* [Stated exercise] Copy out every record below with complete accuracy.

▼

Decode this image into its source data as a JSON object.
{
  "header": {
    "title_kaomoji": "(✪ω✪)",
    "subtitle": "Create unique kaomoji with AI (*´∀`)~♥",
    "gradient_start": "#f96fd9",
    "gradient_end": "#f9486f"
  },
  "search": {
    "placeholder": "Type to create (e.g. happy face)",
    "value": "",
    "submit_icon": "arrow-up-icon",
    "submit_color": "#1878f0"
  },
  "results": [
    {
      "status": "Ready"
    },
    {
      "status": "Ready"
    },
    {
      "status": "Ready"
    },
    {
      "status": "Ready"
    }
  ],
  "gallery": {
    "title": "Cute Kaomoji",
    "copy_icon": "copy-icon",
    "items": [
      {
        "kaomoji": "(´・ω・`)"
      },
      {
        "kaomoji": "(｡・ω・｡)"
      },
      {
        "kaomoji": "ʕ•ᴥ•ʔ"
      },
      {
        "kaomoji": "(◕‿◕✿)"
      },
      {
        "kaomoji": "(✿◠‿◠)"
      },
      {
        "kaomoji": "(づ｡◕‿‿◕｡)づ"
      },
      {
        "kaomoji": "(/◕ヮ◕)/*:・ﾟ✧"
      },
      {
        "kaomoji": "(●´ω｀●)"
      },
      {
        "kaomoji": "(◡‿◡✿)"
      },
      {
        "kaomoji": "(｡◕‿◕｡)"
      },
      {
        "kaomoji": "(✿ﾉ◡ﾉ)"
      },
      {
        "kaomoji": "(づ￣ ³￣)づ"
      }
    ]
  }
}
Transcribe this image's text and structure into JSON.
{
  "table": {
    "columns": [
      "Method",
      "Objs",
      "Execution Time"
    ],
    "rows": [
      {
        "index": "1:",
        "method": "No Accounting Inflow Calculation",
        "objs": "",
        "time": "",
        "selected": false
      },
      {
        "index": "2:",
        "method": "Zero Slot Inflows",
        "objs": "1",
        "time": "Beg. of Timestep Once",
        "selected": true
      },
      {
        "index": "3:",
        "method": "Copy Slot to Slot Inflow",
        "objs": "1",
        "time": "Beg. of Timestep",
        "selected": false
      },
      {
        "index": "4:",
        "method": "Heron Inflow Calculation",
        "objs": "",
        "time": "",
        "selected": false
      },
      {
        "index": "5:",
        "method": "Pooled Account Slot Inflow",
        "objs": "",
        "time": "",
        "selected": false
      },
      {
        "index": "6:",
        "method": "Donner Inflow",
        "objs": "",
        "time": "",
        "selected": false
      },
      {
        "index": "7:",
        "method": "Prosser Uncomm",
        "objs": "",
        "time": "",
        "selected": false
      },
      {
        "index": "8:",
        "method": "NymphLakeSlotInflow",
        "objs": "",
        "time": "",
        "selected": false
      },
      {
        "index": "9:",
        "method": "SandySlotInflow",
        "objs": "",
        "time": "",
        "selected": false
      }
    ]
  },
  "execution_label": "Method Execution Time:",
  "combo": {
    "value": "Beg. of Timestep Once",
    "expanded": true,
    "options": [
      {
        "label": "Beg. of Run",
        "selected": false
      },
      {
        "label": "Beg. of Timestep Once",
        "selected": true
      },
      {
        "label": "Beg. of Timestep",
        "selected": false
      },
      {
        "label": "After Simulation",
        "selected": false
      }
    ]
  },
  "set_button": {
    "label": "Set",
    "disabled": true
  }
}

▲

* [Response to this task]
Decode this image into its source data as a JSON object.
{
  "header": {
    "title_kaomoji": "(✪ω✪)",
    "subtitle": "Create unique kaomoji with AI (*´∀`)~♥",
    "gradient_start": "#f96fd9",
    "gradient_end": "#f9486f"
  },
  "search": {
    "placeholder": "Type to create (e.g. happy face)",
    "value": "",
    "submit_icon": "arrow-up-icon",
    "submit_color": "#1878f0"
  },
  "results": [
    {
      "status": "Ready"
    },
    {
      "status": "Ready"
    },
    {
      "status": "Ready"
    },
    {
      "status": "Ready"
    }
  ],
  "gallery": {
    "title": "Cute Kaomoji",
    "copy_icon": "copy-icon",
    "items": [
      {
        "kaomoji": "(´・ω・`)"
      },
      {
        "kaomoji": "(｡・ω・｡)"
      },
      {
        "kaomoji": "ʕ•ᴥ•ʔ"
      },
      {
        "kaomoji": "(◕‿◕✿)"
      },
      {
        "kaomoji": "(✿◠‿◠)"
      },
      {
        "kaomoji": "(づ｡◕‿‿◕｡)づ"
      },
      {
        "kaomoji": "(/◕ヮ◕)/*:・ﾟ✧"
      },
      {
        "kaomoji": "(●´ω｀●)"
      },
      {
        "kaomoji": "(◡‿◡✿)"
      },
      {
        "kaomoji": "(｡◕‿◕｡)"
      },
      {
        "kaomoji": "(✿ﾉ◡ﾉ)"
      },
      {
        "kaomoji": "(づ￣ ³￣)づ"
      }
    ]
  }
}
Transcribe this image's text and structure into JSON.
{
  "table": {
    "columns": [
      "Method",
      "Objs",
      "Execution Time"
    ],
    "rows": [
      {
        "index": "1:",
        "method": "No Accounting Inflow Calculation",
        "objs": "",
        "time": "",
        "selected": false
      },
      {
        "index": "2:",
        "method": "Zero Slot Inflows",
        "objs": "1",
        "time": "Beg. of Timestep Once",
        "selected": true
      },
      {
        "index": "3:",
        "method": "Copy Slot to Slot Inflow",
        "objs": "1",
        "time": "Beg. of Timestep",
        "selected": false
      },
      {
        "index": "4:",
        "method": "Heron Inflow Calculation",
        "objs": "",
        "time": "",
        "selected": false
      },
      {
        "index": "5:",
        "method": "Pooled Account Slot Inflow",
        "objs": "",
        "time": "",
        "selected": false
      },
      {
        "index": "6:",
        "method": "Donner Inflow",
        "objs": "",
        "time": "",
        "selected": false
      },
      {
        "index": "7:",
        "method": "Prosser Uncomm",
        "objs": "",
        "time": "",
        "selected": false
      },
      {
        "index": "8:",
        "method": "NymphLakeSlotInflow",
        "objs": "",
        "time": "",
        "selected": false
      },
      {
        "index": "9:",
        "method": "SandySlotInflow",
        "objs": "",
        "time": "",
        "selected": false
      }
    ]
  },
  "execution_label": "Method Execution Time:",
  "combo": {
    "value": "Beg. of Timestep Once",
    "expanded": true,
    "options": [
      {
        "label": "Beg. of Run",
        "selected": false
      },
      {
        "label": "Beg. of Timestep Once",
        "selected": true
      },
      {
        "label": "Beg. of Timestep",
        "selected": false
      },
      {
        "label": "After Simulation",
        "selected": false
      }
    ]
  },
  "set_button": {
    "label": "Set",
    "disabled": true
  }
}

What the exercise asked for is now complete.